→ **Supplied material**
################

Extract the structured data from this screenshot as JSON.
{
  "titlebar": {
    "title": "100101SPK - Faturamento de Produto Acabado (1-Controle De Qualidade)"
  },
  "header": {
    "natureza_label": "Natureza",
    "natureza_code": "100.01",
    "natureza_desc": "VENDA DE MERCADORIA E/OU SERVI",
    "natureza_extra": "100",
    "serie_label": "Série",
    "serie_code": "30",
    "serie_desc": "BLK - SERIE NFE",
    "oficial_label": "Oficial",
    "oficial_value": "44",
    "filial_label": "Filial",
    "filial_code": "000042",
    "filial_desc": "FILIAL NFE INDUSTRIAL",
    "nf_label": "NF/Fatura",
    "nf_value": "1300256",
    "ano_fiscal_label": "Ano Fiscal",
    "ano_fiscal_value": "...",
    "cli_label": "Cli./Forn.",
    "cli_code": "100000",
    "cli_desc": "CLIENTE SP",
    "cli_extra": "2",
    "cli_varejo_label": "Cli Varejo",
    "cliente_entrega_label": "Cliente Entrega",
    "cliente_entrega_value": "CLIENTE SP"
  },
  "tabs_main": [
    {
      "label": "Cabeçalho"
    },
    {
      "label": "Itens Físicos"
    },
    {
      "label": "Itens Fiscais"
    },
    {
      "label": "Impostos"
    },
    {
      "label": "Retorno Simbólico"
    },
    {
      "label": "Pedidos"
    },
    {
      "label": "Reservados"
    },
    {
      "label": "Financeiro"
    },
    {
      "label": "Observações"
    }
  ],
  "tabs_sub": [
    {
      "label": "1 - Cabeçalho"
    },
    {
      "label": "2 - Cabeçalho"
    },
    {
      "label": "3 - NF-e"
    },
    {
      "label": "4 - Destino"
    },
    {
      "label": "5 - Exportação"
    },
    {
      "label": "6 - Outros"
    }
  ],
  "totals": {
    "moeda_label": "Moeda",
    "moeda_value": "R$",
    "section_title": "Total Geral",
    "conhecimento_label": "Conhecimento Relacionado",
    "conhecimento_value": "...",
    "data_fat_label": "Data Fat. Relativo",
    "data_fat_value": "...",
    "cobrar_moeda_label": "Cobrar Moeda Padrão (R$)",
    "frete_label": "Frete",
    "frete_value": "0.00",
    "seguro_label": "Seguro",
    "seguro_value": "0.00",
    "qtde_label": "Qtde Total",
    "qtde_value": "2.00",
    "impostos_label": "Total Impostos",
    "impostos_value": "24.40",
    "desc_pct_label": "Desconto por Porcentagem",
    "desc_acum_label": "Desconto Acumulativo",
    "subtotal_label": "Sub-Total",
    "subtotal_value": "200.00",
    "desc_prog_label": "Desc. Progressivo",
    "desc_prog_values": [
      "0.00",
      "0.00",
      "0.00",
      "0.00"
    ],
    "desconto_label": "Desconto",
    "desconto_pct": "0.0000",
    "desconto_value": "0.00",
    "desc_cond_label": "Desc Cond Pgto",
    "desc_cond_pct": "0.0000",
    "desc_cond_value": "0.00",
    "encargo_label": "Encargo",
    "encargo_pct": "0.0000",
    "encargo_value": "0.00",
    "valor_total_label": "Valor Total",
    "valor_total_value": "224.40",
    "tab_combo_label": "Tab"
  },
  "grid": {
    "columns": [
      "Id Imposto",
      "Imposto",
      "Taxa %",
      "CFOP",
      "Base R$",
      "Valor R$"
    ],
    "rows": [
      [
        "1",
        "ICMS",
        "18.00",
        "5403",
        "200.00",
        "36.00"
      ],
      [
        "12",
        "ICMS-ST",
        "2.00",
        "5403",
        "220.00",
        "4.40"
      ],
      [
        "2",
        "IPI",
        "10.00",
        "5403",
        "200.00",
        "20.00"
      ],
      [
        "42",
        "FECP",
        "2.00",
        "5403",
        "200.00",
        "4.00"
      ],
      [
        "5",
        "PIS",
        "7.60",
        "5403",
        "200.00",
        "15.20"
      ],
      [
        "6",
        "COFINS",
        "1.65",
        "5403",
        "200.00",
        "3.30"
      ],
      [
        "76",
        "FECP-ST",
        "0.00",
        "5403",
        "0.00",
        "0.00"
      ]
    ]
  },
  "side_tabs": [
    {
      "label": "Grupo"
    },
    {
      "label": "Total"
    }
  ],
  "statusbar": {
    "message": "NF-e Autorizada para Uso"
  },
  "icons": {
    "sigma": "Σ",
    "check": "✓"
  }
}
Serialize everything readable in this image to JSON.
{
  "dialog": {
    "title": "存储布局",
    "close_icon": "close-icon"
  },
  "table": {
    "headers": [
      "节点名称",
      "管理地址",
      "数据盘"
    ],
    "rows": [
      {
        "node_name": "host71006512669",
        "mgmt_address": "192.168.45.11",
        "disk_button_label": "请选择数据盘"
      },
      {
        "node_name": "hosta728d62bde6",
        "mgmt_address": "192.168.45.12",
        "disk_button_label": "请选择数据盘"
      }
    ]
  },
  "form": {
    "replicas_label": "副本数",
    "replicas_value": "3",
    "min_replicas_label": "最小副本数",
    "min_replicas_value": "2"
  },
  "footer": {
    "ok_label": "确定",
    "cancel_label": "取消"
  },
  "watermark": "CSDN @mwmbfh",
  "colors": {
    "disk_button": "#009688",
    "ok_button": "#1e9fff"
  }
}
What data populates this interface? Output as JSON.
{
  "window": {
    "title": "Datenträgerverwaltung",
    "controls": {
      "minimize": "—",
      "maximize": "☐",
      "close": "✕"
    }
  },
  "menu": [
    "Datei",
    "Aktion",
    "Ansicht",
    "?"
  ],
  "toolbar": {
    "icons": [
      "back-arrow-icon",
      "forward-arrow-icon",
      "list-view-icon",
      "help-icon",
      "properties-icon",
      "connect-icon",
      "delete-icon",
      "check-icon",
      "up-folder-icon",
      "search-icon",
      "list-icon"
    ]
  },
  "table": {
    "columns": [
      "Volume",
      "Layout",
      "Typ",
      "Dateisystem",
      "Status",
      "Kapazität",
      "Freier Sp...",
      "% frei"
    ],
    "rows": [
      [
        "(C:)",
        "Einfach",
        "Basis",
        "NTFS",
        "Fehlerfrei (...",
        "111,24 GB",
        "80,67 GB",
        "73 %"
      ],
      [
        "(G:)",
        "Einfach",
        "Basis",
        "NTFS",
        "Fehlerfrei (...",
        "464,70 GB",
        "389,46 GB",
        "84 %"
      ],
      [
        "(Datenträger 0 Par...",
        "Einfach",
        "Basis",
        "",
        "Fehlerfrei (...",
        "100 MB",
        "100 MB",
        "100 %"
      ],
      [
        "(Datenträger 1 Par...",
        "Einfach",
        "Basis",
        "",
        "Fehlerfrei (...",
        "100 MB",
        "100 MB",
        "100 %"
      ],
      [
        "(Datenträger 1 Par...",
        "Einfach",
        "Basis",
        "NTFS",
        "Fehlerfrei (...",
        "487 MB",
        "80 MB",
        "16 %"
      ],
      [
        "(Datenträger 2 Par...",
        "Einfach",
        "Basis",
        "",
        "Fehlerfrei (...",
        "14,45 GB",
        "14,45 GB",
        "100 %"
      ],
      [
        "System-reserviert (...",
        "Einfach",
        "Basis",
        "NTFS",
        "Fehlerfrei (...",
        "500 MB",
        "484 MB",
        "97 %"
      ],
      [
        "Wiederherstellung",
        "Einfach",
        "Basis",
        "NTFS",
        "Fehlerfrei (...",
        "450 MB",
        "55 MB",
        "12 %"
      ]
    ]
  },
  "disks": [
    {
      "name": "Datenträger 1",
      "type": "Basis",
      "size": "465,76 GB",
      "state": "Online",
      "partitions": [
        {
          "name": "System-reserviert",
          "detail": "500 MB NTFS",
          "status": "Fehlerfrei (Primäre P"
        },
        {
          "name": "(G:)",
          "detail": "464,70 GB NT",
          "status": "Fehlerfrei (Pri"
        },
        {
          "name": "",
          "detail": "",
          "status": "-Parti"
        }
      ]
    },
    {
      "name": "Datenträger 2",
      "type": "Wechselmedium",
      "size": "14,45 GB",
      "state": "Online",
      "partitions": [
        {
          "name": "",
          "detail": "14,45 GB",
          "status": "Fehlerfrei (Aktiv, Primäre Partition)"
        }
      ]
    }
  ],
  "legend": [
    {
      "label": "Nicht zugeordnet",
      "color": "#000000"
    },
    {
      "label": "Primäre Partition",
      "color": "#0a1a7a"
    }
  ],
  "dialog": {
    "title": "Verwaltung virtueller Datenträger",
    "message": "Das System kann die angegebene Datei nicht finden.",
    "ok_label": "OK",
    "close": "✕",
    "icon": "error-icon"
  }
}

################

→ **Given problem**
Each line with the string "detail" in it needs to be found and copied.

→ **Output**
          "detail": "500 MB NTFS",
          "detail": "464,70 GB NT",
          "detail": "",
          "detail": "14,45 GB",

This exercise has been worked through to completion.